◆ Task
Make an exact copy of the records, with the pictures left out.

(Dataset items)
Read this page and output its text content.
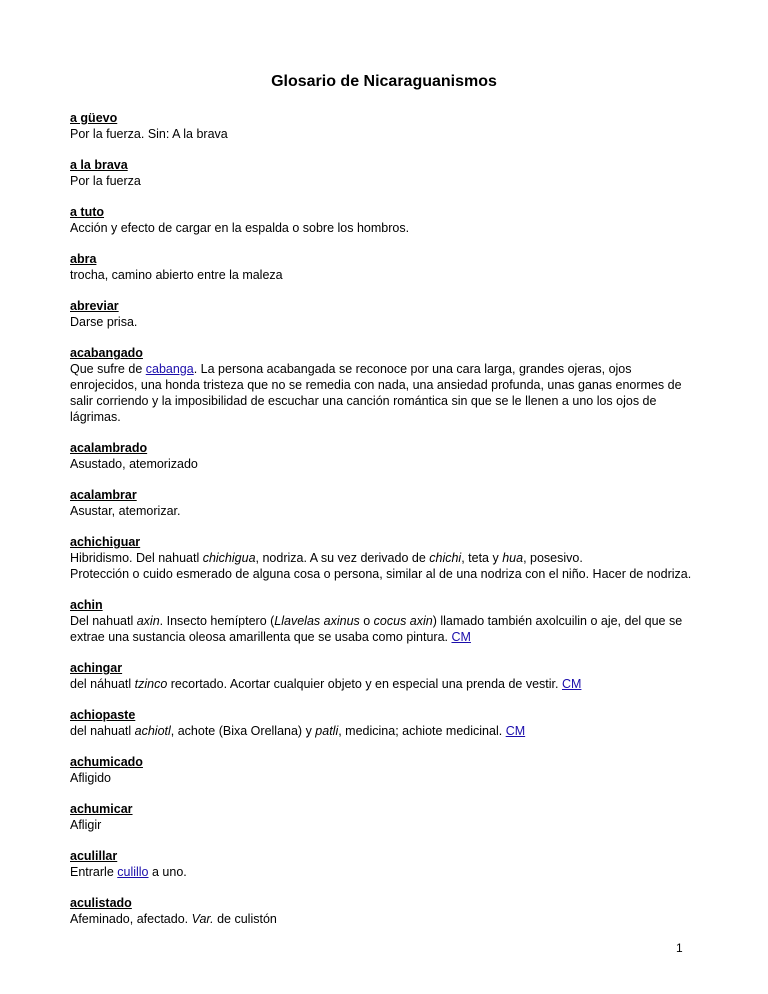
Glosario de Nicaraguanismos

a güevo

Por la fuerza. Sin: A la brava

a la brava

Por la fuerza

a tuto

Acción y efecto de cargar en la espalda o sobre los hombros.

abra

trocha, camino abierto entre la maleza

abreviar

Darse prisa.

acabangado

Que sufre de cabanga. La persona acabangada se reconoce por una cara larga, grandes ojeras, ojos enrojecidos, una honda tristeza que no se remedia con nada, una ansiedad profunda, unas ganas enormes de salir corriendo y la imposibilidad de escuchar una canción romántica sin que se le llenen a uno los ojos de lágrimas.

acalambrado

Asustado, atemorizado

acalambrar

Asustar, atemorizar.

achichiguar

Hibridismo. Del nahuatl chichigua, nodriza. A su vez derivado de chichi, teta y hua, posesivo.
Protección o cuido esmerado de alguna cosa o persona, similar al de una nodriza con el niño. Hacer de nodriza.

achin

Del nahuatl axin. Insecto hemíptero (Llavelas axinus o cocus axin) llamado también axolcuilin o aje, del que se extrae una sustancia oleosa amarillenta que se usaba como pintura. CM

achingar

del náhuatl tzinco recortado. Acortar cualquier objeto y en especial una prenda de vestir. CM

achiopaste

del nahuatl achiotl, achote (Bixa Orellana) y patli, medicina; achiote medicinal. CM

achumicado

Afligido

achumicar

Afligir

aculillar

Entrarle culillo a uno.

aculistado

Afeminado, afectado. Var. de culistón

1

◆ The response
Read this page and output its text content.
Glosario de Nicaraguanismos

a güevo

Por la fuerza. Sin: A la brava

a la brava

Por la fuerza

a tuto

Acción y efecto de cargar en la espalda o sobre los hombros.

abra

trocha, camino abierto entre la maleza

abreviar

Darse prisa.

acabangado

Que sufre de cabanga. La persona acabangada se reconoce por una cara larga, grandes ojeras, ojos enrojecidos, una honda tristeza que no se remedia con nada, una ansiedad profunda, unas ganas enormes de salir corriendo y la imposibilidad de escuchar una canción romántica sin que se le llenen a uno los ojos de lágrimas.

acalambrado

Asustado, atemorizado

acalambrar

Asustar, atemorizar.

achichiguar

Hibridismo. Del nahuatl chichigua, nodriza. A su vez derivado de chichi, teta y hua, posesivo.
Protección o cuido esmerado de alguna cosa o persona, similar al de una nodriza con el niño. Hacer de nodriza.

achin

Del nahuatl axin. Insecto hemíptero (Llavelas axinus o cocus axin) llamado también axolcuilin o aje, del que se extrae una sustancia oleosa amarillenta que se usaba como pintura. CM

achingar

del náhuatl tzinco recortado. Acortar cualquier objeto y en especial una prenda de vestir. CM

achiopaste

del nahuatl achiotl, achote (Bixa Orellana) y patli, medicina; achiote medicinal. CM

achumicado

Afligido

achumicar

Afligir

aculillar

Entrarle culillo a uno.

aculistado

Afeminado, afectado. Var. de culistón

1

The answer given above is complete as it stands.